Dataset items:
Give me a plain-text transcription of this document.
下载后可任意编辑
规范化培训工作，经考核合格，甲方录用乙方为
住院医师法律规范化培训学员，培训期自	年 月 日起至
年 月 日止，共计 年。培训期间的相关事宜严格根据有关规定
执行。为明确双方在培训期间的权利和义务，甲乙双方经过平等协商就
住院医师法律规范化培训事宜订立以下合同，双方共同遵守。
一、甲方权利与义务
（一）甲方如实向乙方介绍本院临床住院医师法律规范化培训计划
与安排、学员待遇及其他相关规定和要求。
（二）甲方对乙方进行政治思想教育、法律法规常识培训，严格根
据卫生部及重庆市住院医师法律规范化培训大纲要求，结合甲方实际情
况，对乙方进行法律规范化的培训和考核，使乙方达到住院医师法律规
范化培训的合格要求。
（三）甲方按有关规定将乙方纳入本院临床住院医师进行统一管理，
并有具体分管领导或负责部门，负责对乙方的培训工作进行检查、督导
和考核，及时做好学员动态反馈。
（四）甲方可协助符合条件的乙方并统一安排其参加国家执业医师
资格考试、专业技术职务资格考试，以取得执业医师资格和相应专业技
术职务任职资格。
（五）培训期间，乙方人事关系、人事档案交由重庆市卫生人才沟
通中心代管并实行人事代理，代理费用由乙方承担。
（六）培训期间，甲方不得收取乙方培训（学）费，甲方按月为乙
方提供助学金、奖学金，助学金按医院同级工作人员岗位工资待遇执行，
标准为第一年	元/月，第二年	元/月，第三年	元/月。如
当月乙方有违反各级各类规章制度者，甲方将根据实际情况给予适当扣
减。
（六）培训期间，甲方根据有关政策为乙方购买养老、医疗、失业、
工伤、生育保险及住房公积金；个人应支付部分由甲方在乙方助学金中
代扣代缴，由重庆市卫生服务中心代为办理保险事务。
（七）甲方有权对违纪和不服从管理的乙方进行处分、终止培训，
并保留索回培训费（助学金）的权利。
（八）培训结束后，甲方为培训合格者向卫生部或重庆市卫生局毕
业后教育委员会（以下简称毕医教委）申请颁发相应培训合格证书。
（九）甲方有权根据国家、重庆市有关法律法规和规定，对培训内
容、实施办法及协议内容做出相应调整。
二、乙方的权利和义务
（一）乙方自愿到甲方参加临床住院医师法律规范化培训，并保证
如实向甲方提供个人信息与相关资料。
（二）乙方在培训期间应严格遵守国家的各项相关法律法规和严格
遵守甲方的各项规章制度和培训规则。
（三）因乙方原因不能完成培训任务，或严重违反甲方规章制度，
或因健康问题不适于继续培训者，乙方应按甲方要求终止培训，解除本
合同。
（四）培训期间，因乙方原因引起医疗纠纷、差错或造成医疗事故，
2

Exercise instructions: Each record should come back exactly as written.

Answer to the problem:
Give me a plain-text transcription of this document.
下载后可任意编辑
规范化培训工作，经考核合格，甲方录用乙方为
住院医师法律规范化培训学员，培训期自	年 月 日起至
年 月 日止，共计 年。培训期间的相关事宜严格根据有关规定
执行。为明确双方在培训期间的权利和义务，甲乙双方经过平等协商就
住院医师法律规范化培训事宜订立以下合同，双方共同遵守。
一、甲方权利与义务
（一）甲方如实向乙方介绍本院临床住院医师法律规范化培训计划
与安排、学员待遇及其他相关规定和要求。
（二）甲方对乙方进行政治思想教育、法律法规常识培训，严格根
据卫生部及重庆市住院医师法律规范化培训大纲要求，结合甲方实际情
况，对乙方进行法律规范化的培训和考核，使乙方达到住院医师法律规
范化培训的合格要求。
（三）甲方按有关规定将乙方纳入本院临床住院医师进行统一管理，
并有具体分管领导或负责部门，负责对乙方的培训工作进行检查、督导
和考核，及时做好学员动态反馈。
（四）甲方可协助符合条件的乙方并统一安排其参加国家执业医师
资格考试、专业技术职务资格考试，以取得执业医师资格和相应专业技
术职务任职资格。
（五）培训期间，乙方人事关系、人事档案交由重庆市卫生人才沟
通中心代管并实行人事代理，代理费用由乙方承担。
（六）培训期间，甲方不得收取乙方培训（学）费，甲方按月为乙
方提供助学金、奖学金，助学金按医院同级工作人员岗位工资待遇执行，
标准为第一年	元/月，第二年	元/月，第三年	元/月。如
当月乙方有违反各级各类规章制度者，甲方将根据实际情况给予适当扣
减。
（六）培训期间，甲方根据有关政策为乙方购买养老、医疗、失业、
工伤、生育保险及住房公积金；个人应支付部分由甲方在乙方助学金中
代扣代缴，由重庆市卫生服务中心代为办理保险事务。
（七）甲方有权对违纪和不服从管理的乙方进行处分、终止培训，
并保留索回培训费（助学金）的权利。
（八）培训结束后，甲方为培训合格者向卫生部或重庆市卫生局毕
业后教育委员会（以下简称毕医教委）申请颁发相应培训合格证书。
（九）甲方有权根据国家、重庆市有关法律法规和规定，对培训内
容、实施办法及协议内容做出相应调整。
二、乙方的权利和义务
（一）乙方自愿到甲方参加临床住院医师法律规范化培训，并保证
如实向甲方提供个人信息与相关资料。
（二）乙方在培训期间应严格遵守国家的各项相关法律法规和严格
遵守甲方的各项规章制度和培训规则。
（三）因乙方原因不能完成培训任务，或严重违反甲方规章制度，
或因健康问题不适于继续培训者，乙方应按甲方要求终止培训，解除本
合同。
（四）培训期间，因乙方原因引起医疗纠纷、差错或造成医疗事故，
2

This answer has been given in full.